■ **OBJECTIVE**
Which lines have the string "this"? Copy all of them from the entries below.

■ **SUPPLIED ENTRIES**
-- begin --
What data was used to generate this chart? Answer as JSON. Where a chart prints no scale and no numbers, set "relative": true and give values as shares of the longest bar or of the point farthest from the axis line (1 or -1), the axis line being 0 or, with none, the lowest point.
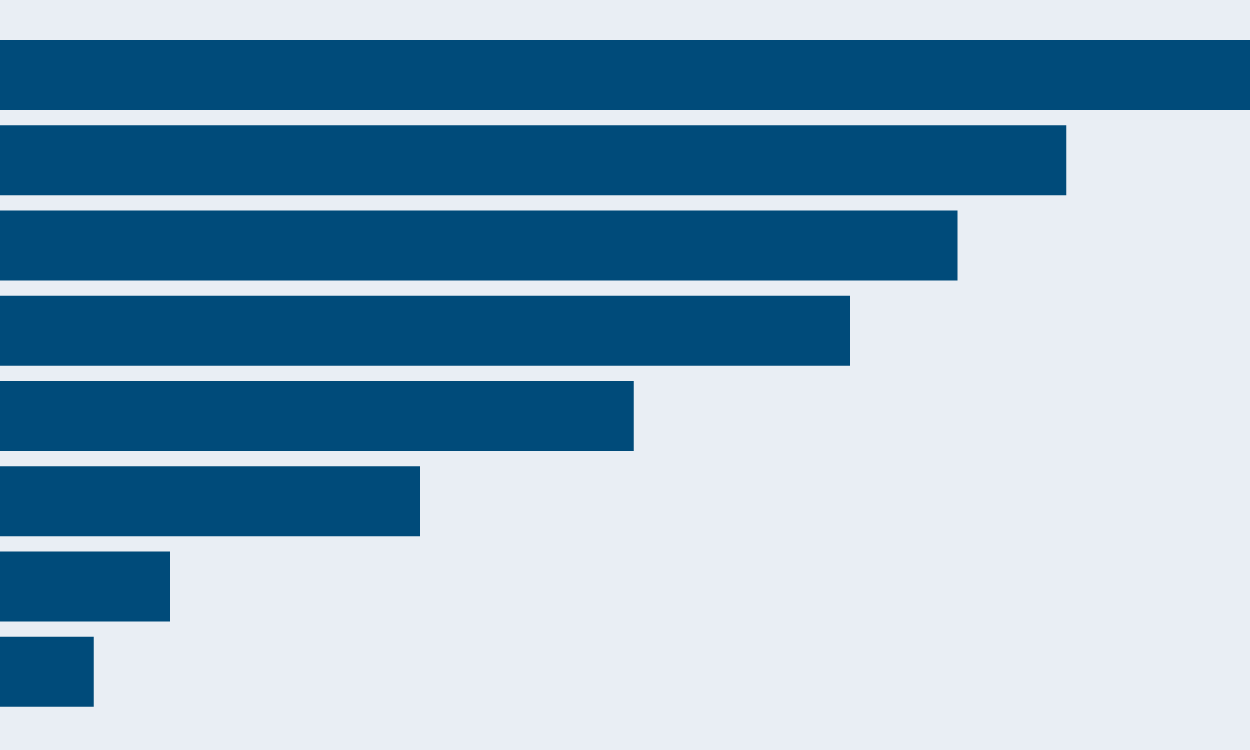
{
  "chart_data": {
    "type": "bar",
    "orientation": "horizontal",
    "relative": true,
    "categories": [
      null,
      null,
      null,
      null,
      null,
      null,
      null,
      null
    ],
    "values": [
      1,
      0.853,
      0.766,
      0.68,
      0.507,
      0.336,
      0.136,
      0.075
    ],
    "color": "#004b7a"
  }
}
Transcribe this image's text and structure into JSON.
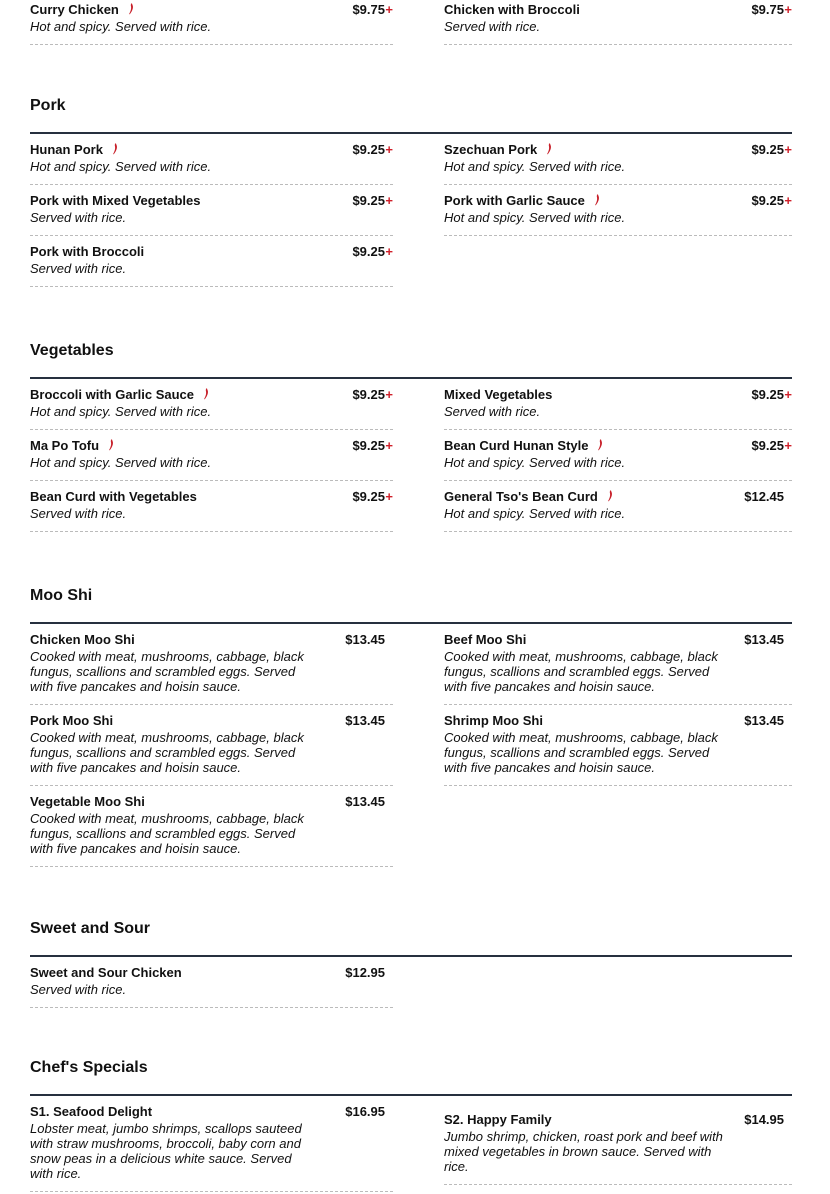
{
  "colors": {
    "accent": "#d0202a",
    "rule": "#26303f"
  },
  "top_partial": {
    "left": [
      {
        "name": "Curry Chicken",
        "spicy": true,
        "price": "$9.75",
        "plus": "+",
        "desc": "Hot and spicy. Served with rice."
      }
    ],
    "right": [
      {
        "name": "Chicken with Broccoli",
        "spicy": false,
        "price": "$9.75",
        "plus": "+",
        "desc": "Served with rice."
      }
    ]
  },
  "sections": [
    {
      "title": "Pork",
      "left": [
        {
          "name": "Hunan Pork",
          "spicy": true,
          "price": "$9.25",
          "plus": "+",
          "desc": "Hot and spicy. Served with rice."
        },
        {
          "name": "Pork with Mixed Vegetables",
          "spicy": false,
          "price": "$9.25",
          "plus": "+",
          "desc": "Served with rice."
        },
        {
          "name": "Pork with Broccoli",
          "spicy": false,
          "price": "$9.25",
          "plus": "+",
          "desc": "Served with rice."
        }
      ],
      "right": [
        {
          "name": "Szechuan Pork",
          "spicy": true,
          "price": "$9.25",
          "plus": "+",
          "desc": "Hot and spicy. Served with rice."
        },
        {
          "name": "Pork with Garlic Sauce",
          "spicy": true,
          "price": "$9.25",
          "plus": "+",
          "desc": "Hot and spicy. Served with rice."
        }
      ]
    },
    {
      "title": "Vegetables",
      "left": [
        {
          "name": "Broccoli with Garlic Sauce",
          "spicy": true,
          "price": "$9.25",
          "plus": "+",
          "desc": "Hot and spicy. Served with rice."
        },
        {
          "name": "Ma Po Tofu",
          "spicy": true,
          "price": "$9.25",
          "plus": "+",
          "desc": "Hot and spicy. Served with rice."
        },
        {
          "name": "Bean Curd with Vegetables",
          "spicy": false,
          "price": "$9.25",
          "plus": "+",
          "desc": "Served with rice."
        }
      ],
      "right": [
        {
          "name": "Mixed Vegetables",
          "spicy": false,
          "price": "$9.25",
          "plus": "+",
          "desc": "Served with rice."
        },
        {
          "name": "Bean Curd Hunan Style",
          "spicy": true,
          "price": "$9.25",
          "plus": "+",
          "desc": "Hot and spicy. Served with rice."
        },
        {
          "name": "General Tso's Bean Curd",
          "spicy": true,
          "price": "$12.45",
          "plus": "",
          "desc": "Hot and spicy. Served with rice."
        }
      ]
    },
    {
      "title": "Moo Shi",
      "left": [
        {
          "name": "Chicken Moo Shi",
          "spicy": false,
          "price": "$13.45",
          "plus": "",
          "desc": "Cooked with meat, mushrooms, cabbage, black fungus, scallions and scrambled eggs. Served with five pancakes and hoisin sauce."
        },
        {
          "name": "Pork Moo Shi",
          "spicy": false,
          "price": "$13.45",
          "plus": "",
          "desc": "Cooked with meat, mushrooms, cabbage, black fungus, scallions and scrambled eggs. Served with five pancakes and hoisin sauce."
        },
        {
          "name": "Vegetable Moo Shi",
          "spicy": false,
          "price": "$13.45",
          "plus": "",
          "desc": "Cooked with meat, mushrooms, cabbage, black fungus, scallions and scrambled eggs. Served with five pancakes and hoisin sauce."
        }
      ],
      "right": [
        {
          "name": "Beef Moo Shi",
          "spicy": false,
          "price": "$13.45",
          "plus": "",
          "desc": "Cooked with meat, mushrooms, cabbage, black fungus, scallions and scrambled eggs. Served with five pancakes and hoisin sauce."
        },
        {
          "name": "Shrimp Moo Shi",
          "spicy": false,
          "price": "$13.45",
          "plus": "",
          "desc": "Cooked with meat, mushrooms, cabbage, black fungus, scallions and scrambled eggs. Served with five pancakes and hoisin sauce."
        }
      ]
    },
    {
      "title": "Sweet and Sour",
      "left": [
        {
          "name": "Sweet and Sour Chicken",
          "spicy": false,
          "price": "$12.95",
          "plus": "",
          "desc": "Served with rice."
        }
      ],
      "right": []
    },
    {
      "title": "Chef's Specials",
      "left": [
        {
          "name": "S1. Seafood Delight",
          "spicy": false,
          "price": "$16.95",
          "plus": "",
          "desc": "Lobster meat, jumbo shrimps, scallops sauteed with straw mushrooms, broccoli, baby corn and snow peas in a delicious white sauce. Served with rice."
        }
      ],
      "right": [
        {
          "name": "S2. Happy Family",
          "spicy": false,
          "price": "$14.95",
          "plus": "",
          "desc": "Jumbo shrimp, chicken, roast pork and beef with mixed vegetables in brown sauce. Served with rice.",
          "offset": true
        }
      ]
    }
  ]
}
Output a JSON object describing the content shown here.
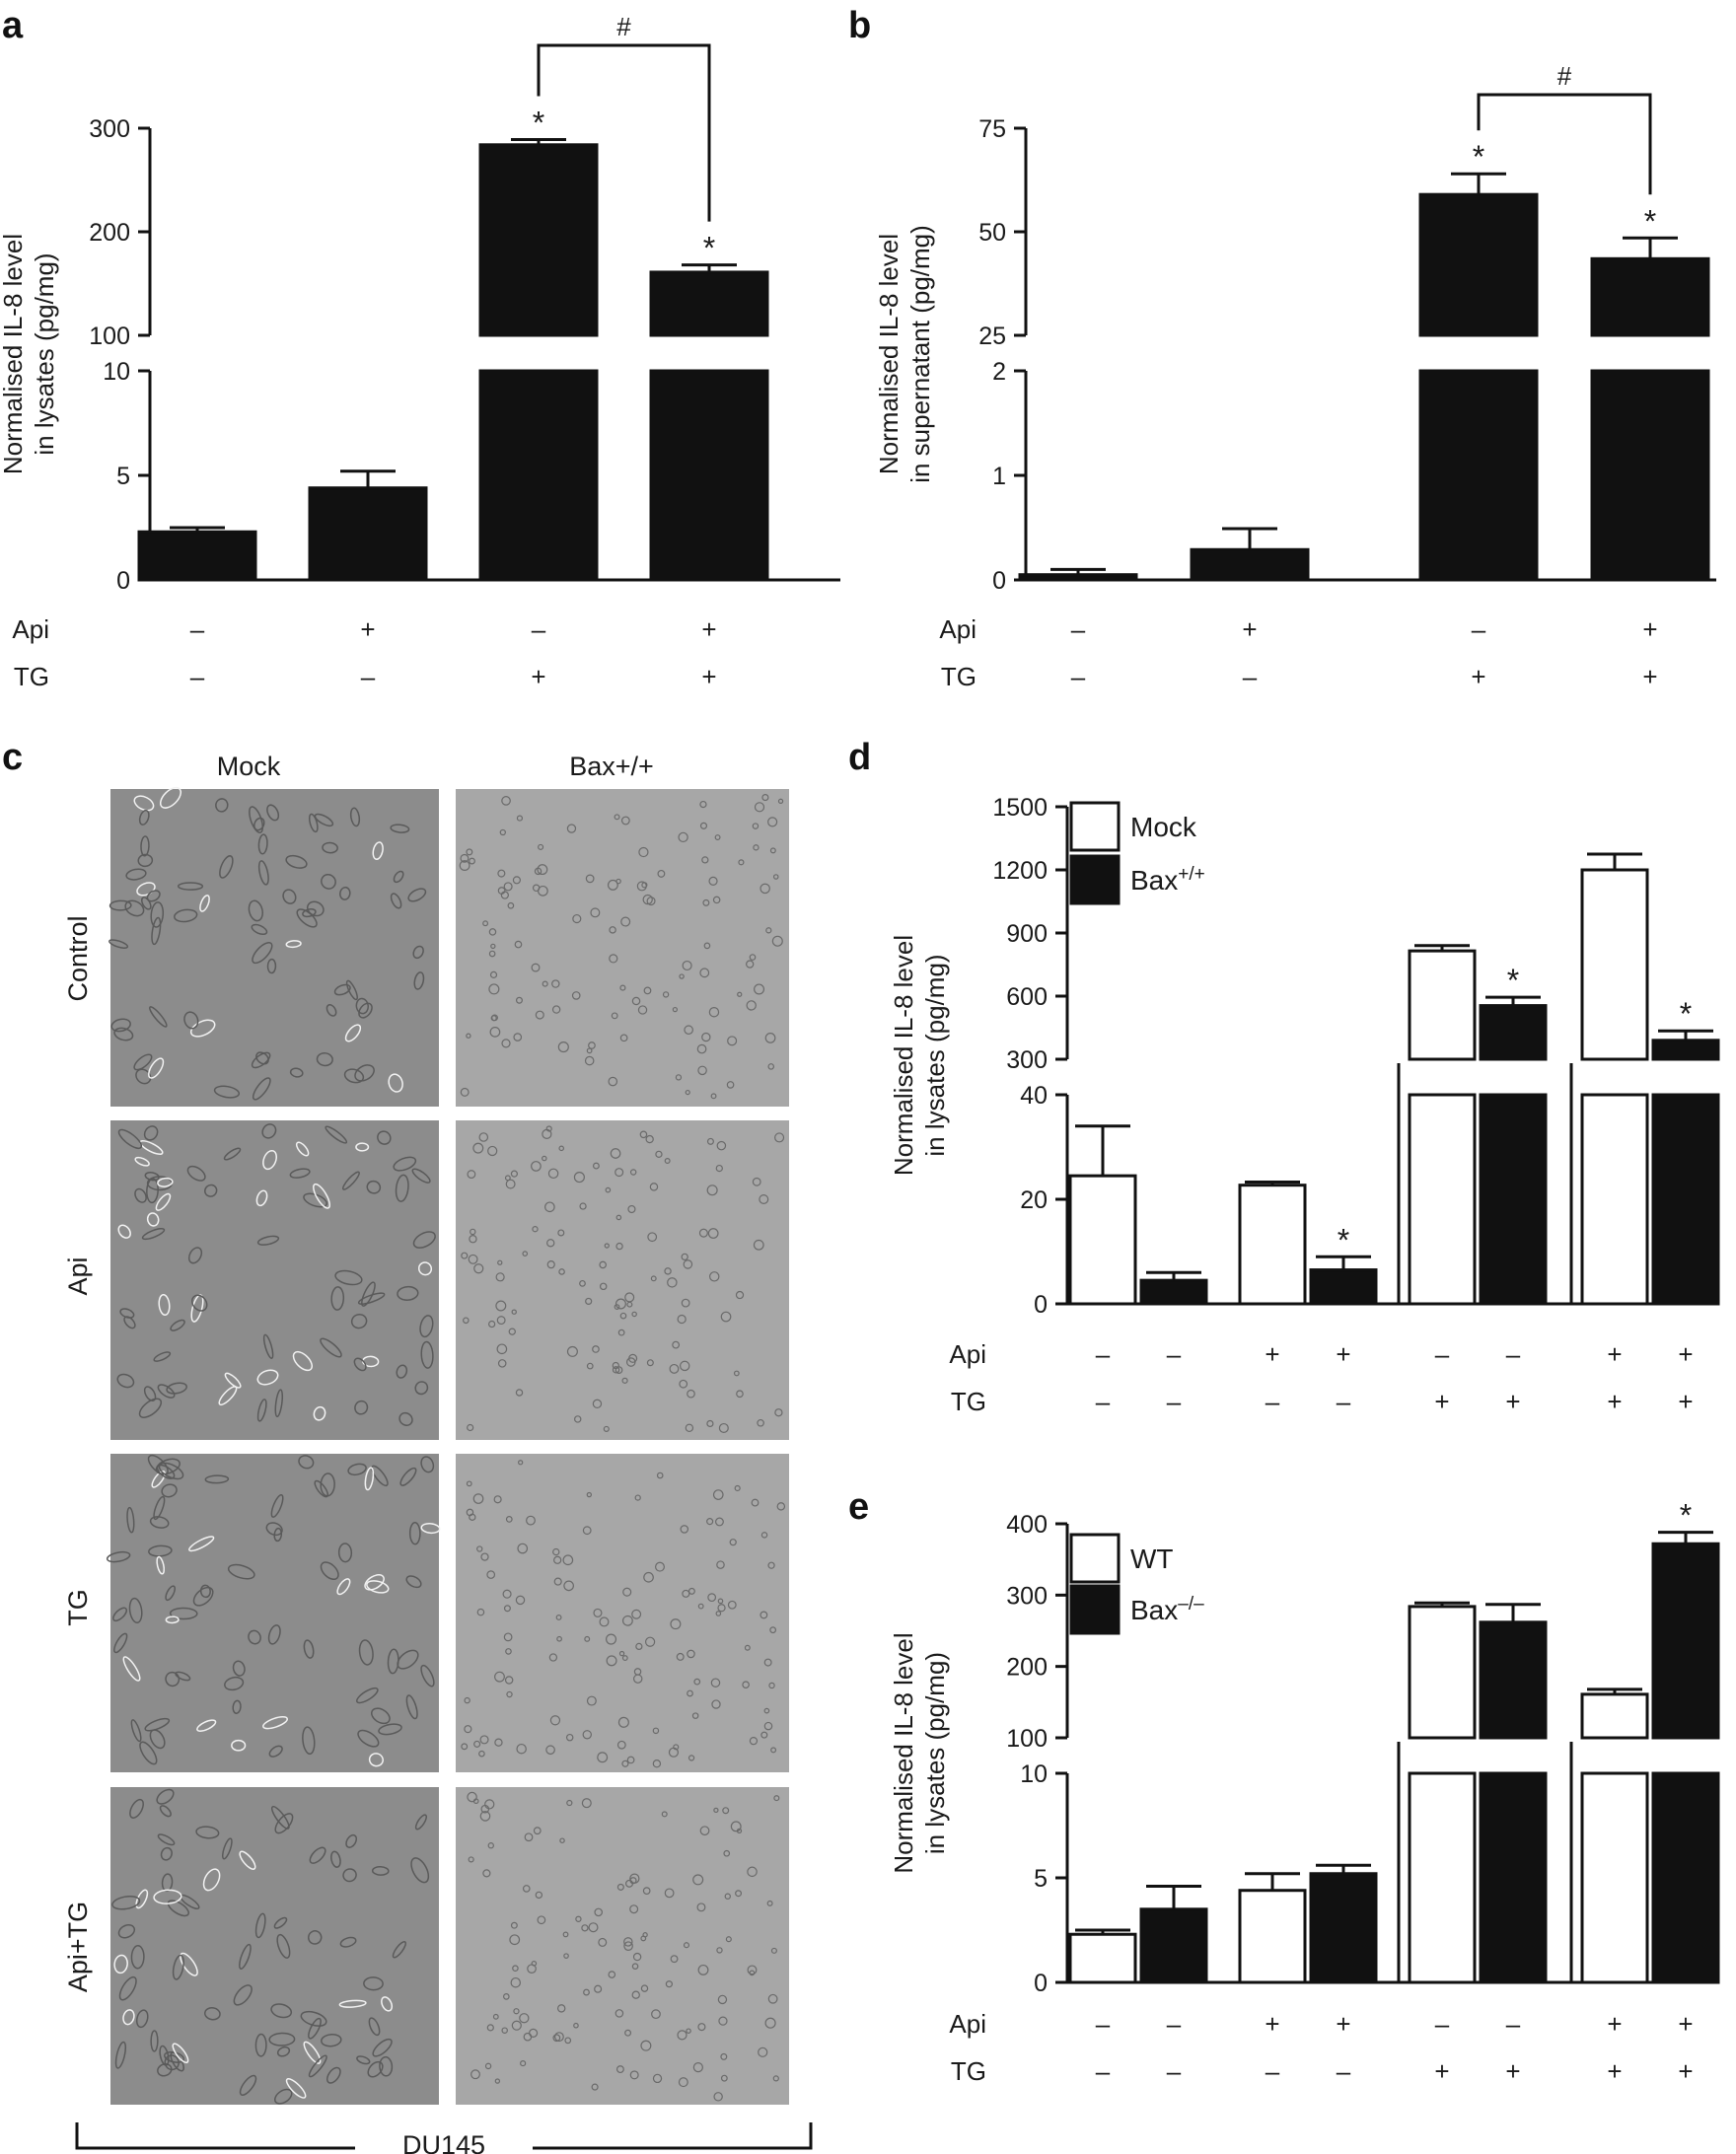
-- end --
■ **EXERCISE RESPONSE**
What data was used to generate this chart? Answer as JSON. Where a chart prints no scale and no numbers, set "relative": true and give values as shares of the longest bar or of the point farthest from the axis line (1 or -1), the axis line being 0 or, with none, the lowest point.
Transcribe this image's text and structure into JSON.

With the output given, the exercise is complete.